• **Aim**:
Copy out each line featuring the string "split" from the entries beneath.

• **Data shown**:
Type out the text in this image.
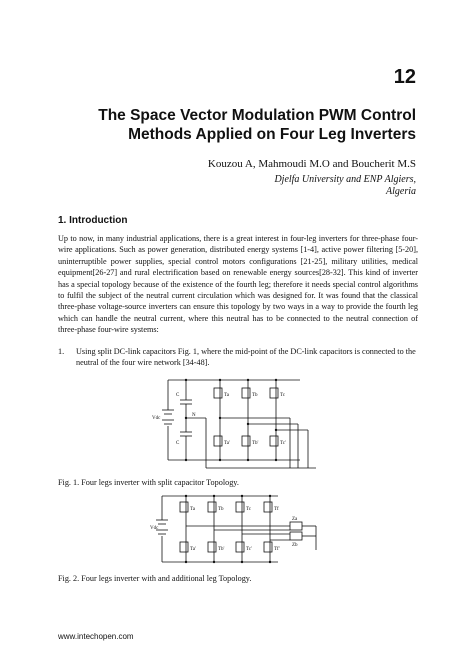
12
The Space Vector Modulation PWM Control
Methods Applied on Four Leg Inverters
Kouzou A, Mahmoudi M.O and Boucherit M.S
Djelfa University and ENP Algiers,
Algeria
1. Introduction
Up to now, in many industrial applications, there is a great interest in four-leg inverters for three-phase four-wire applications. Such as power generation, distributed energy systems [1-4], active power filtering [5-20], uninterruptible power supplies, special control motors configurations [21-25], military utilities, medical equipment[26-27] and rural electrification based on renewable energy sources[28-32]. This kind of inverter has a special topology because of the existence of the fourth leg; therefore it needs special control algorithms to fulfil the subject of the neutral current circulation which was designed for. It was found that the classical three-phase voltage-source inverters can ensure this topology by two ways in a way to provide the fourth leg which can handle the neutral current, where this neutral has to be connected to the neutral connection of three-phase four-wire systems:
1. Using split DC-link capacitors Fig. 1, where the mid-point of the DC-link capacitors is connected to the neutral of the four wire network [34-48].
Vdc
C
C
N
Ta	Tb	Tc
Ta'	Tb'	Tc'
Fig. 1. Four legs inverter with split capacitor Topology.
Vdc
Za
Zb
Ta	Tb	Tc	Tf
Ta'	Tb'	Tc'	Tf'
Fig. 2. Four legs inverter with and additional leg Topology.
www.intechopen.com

...

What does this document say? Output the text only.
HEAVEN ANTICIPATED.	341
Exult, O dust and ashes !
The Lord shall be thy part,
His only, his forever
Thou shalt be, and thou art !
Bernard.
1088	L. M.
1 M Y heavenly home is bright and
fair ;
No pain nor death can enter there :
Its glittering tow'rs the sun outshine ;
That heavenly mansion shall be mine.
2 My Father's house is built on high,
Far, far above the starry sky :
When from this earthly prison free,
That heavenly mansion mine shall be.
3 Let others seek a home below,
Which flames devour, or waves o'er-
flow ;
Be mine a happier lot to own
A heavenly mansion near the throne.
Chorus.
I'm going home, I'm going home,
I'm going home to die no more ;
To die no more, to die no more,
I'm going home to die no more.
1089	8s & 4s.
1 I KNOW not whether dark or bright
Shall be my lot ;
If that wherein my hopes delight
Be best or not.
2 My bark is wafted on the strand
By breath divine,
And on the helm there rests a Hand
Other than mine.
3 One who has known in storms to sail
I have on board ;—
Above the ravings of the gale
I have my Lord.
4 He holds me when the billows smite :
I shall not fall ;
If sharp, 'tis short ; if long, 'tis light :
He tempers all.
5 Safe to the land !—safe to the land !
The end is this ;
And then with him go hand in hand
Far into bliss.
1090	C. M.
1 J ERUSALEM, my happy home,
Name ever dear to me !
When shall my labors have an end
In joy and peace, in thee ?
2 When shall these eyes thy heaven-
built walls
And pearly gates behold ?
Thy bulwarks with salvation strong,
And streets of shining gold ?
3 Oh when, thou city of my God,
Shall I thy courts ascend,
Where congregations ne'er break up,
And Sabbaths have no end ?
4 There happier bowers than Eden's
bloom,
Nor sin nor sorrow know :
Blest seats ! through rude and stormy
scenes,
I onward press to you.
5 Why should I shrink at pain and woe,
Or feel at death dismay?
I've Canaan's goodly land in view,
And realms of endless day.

...

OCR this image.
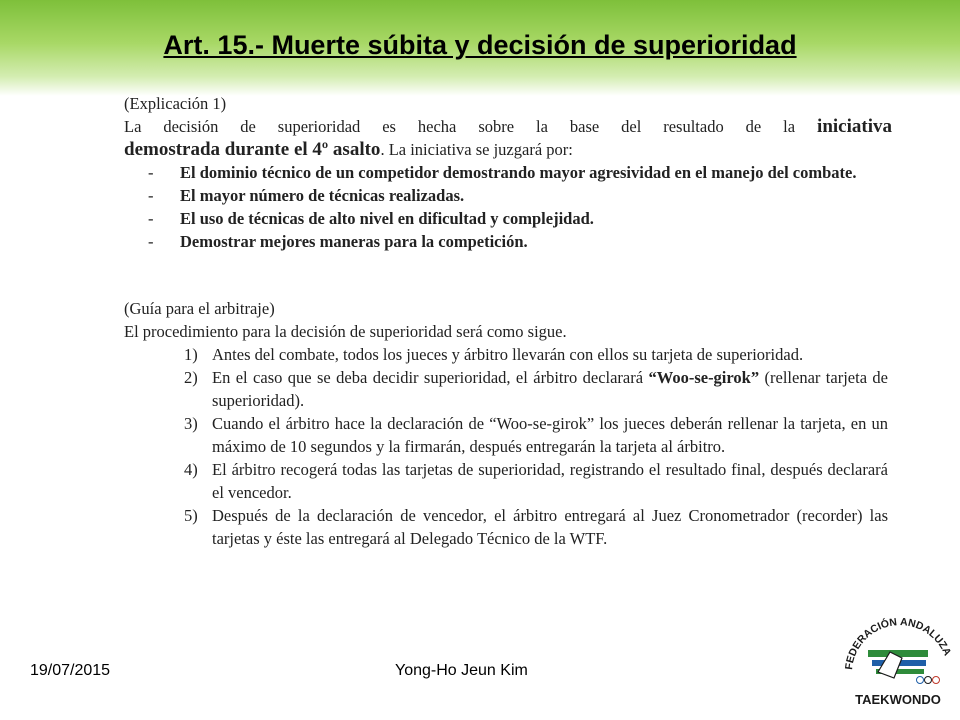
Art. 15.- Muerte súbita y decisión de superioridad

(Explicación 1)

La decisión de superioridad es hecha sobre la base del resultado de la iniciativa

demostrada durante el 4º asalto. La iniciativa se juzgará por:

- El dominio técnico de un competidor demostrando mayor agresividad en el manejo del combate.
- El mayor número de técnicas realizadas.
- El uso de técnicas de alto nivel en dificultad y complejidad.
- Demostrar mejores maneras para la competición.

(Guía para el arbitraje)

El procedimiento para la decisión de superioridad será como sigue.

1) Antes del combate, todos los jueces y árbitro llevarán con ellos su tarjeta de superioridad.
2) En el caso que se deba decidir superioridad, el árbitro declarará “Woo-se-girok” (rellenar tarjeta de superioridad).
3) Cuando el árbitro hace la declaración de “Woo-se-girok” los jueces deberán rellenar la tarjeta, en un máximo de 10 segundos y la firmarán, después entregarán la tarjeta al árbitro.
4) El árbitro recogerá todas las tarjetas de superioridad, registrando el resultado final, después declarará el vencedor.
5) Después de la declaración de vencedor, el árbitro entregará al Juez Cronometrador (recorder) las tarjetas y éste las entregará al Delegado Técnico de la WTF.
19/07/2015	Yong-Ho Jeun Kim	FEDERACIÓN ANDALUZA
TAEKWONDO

• **Solution for this problem**:
1. Using split DC-link capacitors Fig. 1, where the mid-point of the DC-link capacitors is connected to the neutral of the four wire network [34-48].
Fig. 1. Four legs inverter with split capacitor Topology.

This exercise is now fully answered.